### EXERCISE:
All entries below need to be written out exactly, but without their pictures.

Dataset items:

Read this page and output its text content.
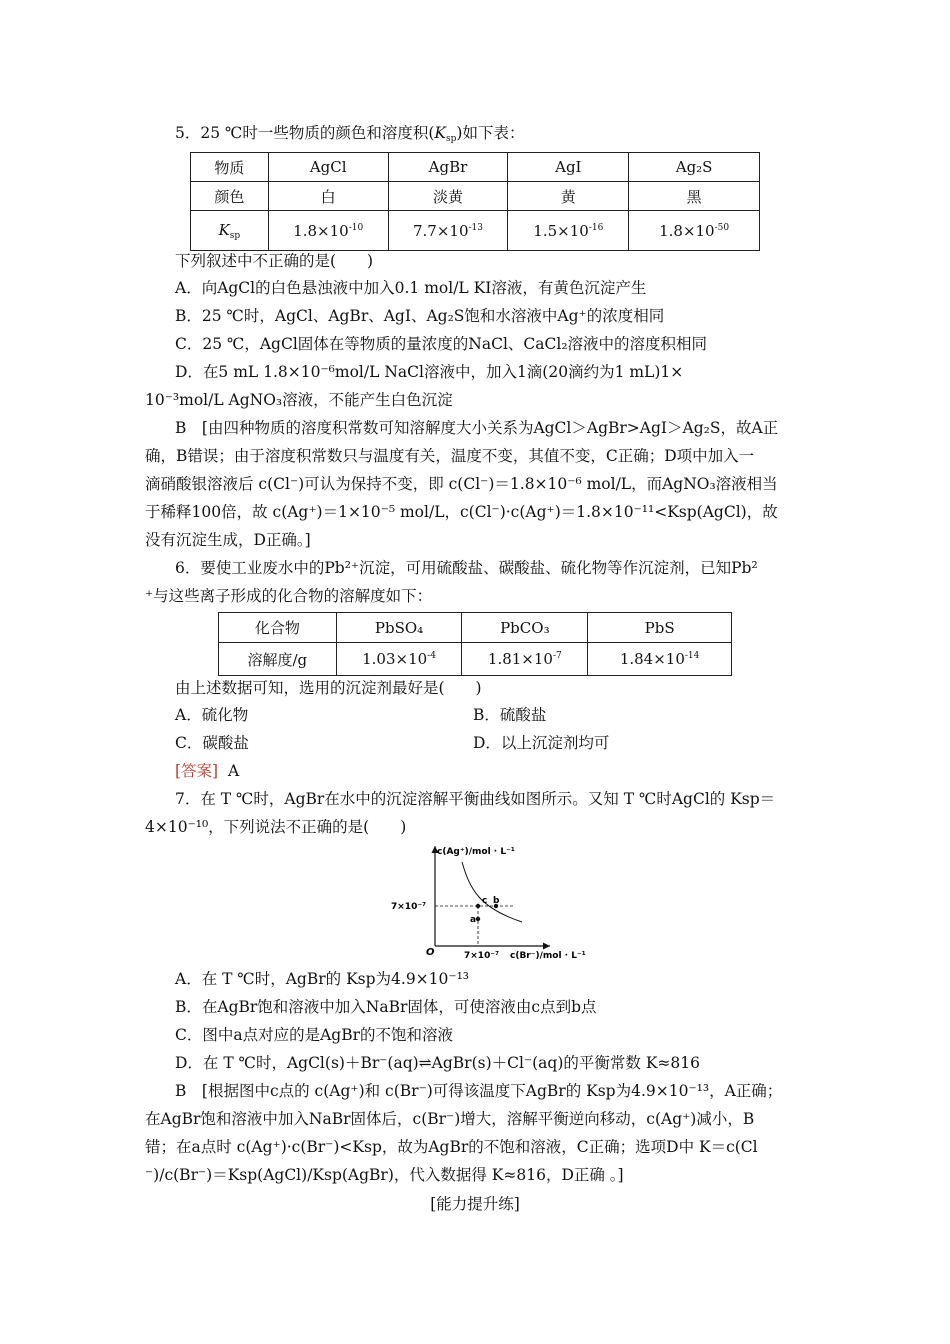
5．25 ℃时一些物质的颜色和溶度积$(K_{sp})$如下表：
物质	AgCl	AgBr	AgI	Ag₂S
颜色	白	淡黄	黄	黑
$K_{sp}$	$1.8\times 10^{-10}$	$7.7\times 10^{-13}$	$1.5\times 10^{-16}$	$1.8\times 10^{-50}$
下列叙述中不正确的是(　　)
A．向AgCl的白色悬浊液中加入0.1 mol/L KI溶液，有黄色沉淀产生
B．25 ℃时，AgCl、AgBr、AgI、Ag₂S饱和水溶液中Ag⁺的浓度相同
C．25 ℃，AgCl固体在等物质的量浓度的NaCl、CaCl₂溶液中的溶度积相同
D．在5 mL 1.8×10⁻⁶mol/L NaCl溶液中，加入1滴(20滴约为1 mL)1×
10⁻³mol/L AgNO₃溶液，不能产生白色沉淀
B　[由四种物质的溶度积常数可知溶解度大小关系为AgCl＞AgBr>AgI＞Ag₂S，故A正
确，B错误；由于溶度积常数只与温度有关，温度不变，其值不变，C正确；D项中加入一
滴硝酸银溶液后 c(Cl⁻)可认为保持不变，即 c(Cl⁻)＝1.8×10⁻⁶ mol/L，而AgNO₃溶液相当
于稀释100倍，故 c(Ag⁺)＝1×10⁻⁵ mol/L，c(Cl⁻)·c(Ag⁺)＝1.8×10⁻¹¹<Ksp(AgCl)，故
没有沉淀生成，D正确。]
6．要使工业废水中的Pb²⁺沉淀，可用硫酸盐、碳酸盐、硫化物等作沉淀剂，已知Pb²
⁺与这些离子形成的化合物的溶解度如下：
化合物	PbSO₄	PbCO₃	PbS
溶解度/g	$1.03\times 10^{-4}$	$1.81\times 10^{-7}$	$1.84\times 10^{-14}$
由上述数据可知，选用的沉淀剂最好是(　　)
A．硫化物	B．硫酸盐
C．碳酸盐	D．以上沉淀剂均可
[答案] A
7．在 T ℃时，AgBr在水中的沉淀溶解平衡曲线如图所示。又知 T ℃时AgCl的 Ksp＝
4×10⁻¹⁰，下列说法不正确的是(　　)
c(Ag⁺)/mol · L⁻¹
c(Br⁻)/mol · L⁻¹
O
7×10⁻⁷
7×10⁻⁷
a
c b
A．在 T ℃时，AgBr的 Ksp为4.9×10⁻¹³
B．在AgBr饱和溶液中加入NaBr固体，可使溶液由c点到b点
C．图中a点对应的是AgBr的不饱和溶液
D．在 T ℃时，AgCl(s)＋Br⁻(aq)⇌AgBr(s)＋Cl⁻(aq)的平衡常数 K≈816
B　[根据图中c点的 c(Ag⁺)和 c(Br⁻)可得该温度下AgBr的 Ksp为4.9×10⁻¹³，A正确；
在AgBr饱和溶液中加入NaBr固体后，c(Br⁻)增大，溶解平衡逆向移动，c(Ag⁺)减小，B
错；在a点时 c(Ag⁺)·c(Br⁻)<Ksp，故为AgBr的不饱和溶液，C正确；选项D中 K＝c(Cl
⁻)/c(Br⁻)＝Ksp(AgCl)/Ksp(AgBr)，代入数据得 K≈816，D正确 。]
[能力提升练]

### FINISHED EXERCISE:
Read this page and output its text content.
5．25 ℃时一些物质的颜色和溶度积$(K_{sp})$如下表：
物质	AgCl	AgBr	AgI	Ag₂S
颜色	白	淡黄	黄	黑
$K_{sp}$	$1.8\times 10^{-10}$	$7.7\times 10^{-13}$	$1.5\times 10^{-16}$	$1.8\times 10^{-50}$
下列叙述中不正确的是(　　)
A．向AgCl的白色悬浊液中加入0.1 mol/L KI溶液，有黄色沉淀产生
B．25 ℃时，AgCl、AgBr、AgI、Ag₂S饱和水溶液中Ag⁺的浓度相同
C．25 ℃，AgCl固体在等物质的量浓度的NaCl、CaCl₂溶液中的溶度积相同
D．在5 mL 1.8×10⁻⁶mol/L NaCl溶液中，加入1滴(20滴约为1 mL)1×
10⁻³mol/L AgNO₃溶液，不能产生白色沉淀
B　[由四种物质的溶度积常数可知溶解度大小关系为AgCl＞AgBr>AgI＞Ag₂S，故A正
确，B错误；由于溶度积常数只与温度有关，温度不变，其值不变，C正确；D项中加入一
滴硝酸银溶液后 c(Cl⁻)可认为保持不变，即 c(Cl⁻)＝1.8×10⁻⁶ mol/L，而AgNO₃溶液相当
于稀释100倍，故 c(Ag⁺)＝1×10⁻⁵ mol/L，c(Cl⁻)·c(Ag⁺)＝1.8×10⁻¹¹<Ksp(AgCl)，故
没有沉淀生成，D正确。]
6．要使工业废水中的Pb²⁺沉淀，可用硫酸盐、碳酸盐、硫化物等作沉淀剂，已知Pb²
⁺与这些离子形成的化合物的溶解度如下：
化合物	PbSO₄	PbCO₃	PbS
溶解度/g	$1.03\times 10^{-4}$	$1.81\times 10^{-7}$	$1.84\times 10^{-14}$
由上述数据可知，选用的沉淀剂最好是(　　)
A．硫化物	B．硫酸盐
C．碳酸盐	D．以上沉淀剂均可
[答案] A
7．在 T ℃时，AgBr在水中的沉淀溶解平衡曲线如图所示。又知 T ℃时AgCl的 Ksp＝
4×10⁻¹⁰，下列说法不正确的是(　　)
c(Ag⁺)/mol · L⁻¹
c(Br⁻)/mol · L⁻¹
O
7×10⁻⁷
7×10⁻⁷
a
c b
A．在 T ℃时，AgBr的 Ksp为4.9×10⁻¹³
B．在AgBr饱和溶液中加入NaBr固体，可使溶液由c点到b点
C．图中a点对应的是AgBr的不饱和溶液
D．在 T ℃时，AgCl(s)＋Br⁻(aq)⇌AgBr(s)＋Cl⁻(aq)的平衡常数 K≈816
B　[根据图中c点的 c(Ag⁺)和 c(Br⁻)可得该温度下AgBr的 Ksp为4.9×10⁻¹³，A正确；
在AgBr饱和溶液中加入NaBr固体后，c(Br⁻)增大，溶解平衡逆向移动，c(Ag⁺)减小，B
错；在a点时 c(Ag⁺)·c(Br⁻)<Ksp，故为AgBr的不饱和溶液，C正确；选项D中 K＝c(Cl
⁻)/c(Br⁻)＝Ksp(AgCl)/Ksp(AgBr)，代入数据得 K≈816，D正确 。]
[能力提升练]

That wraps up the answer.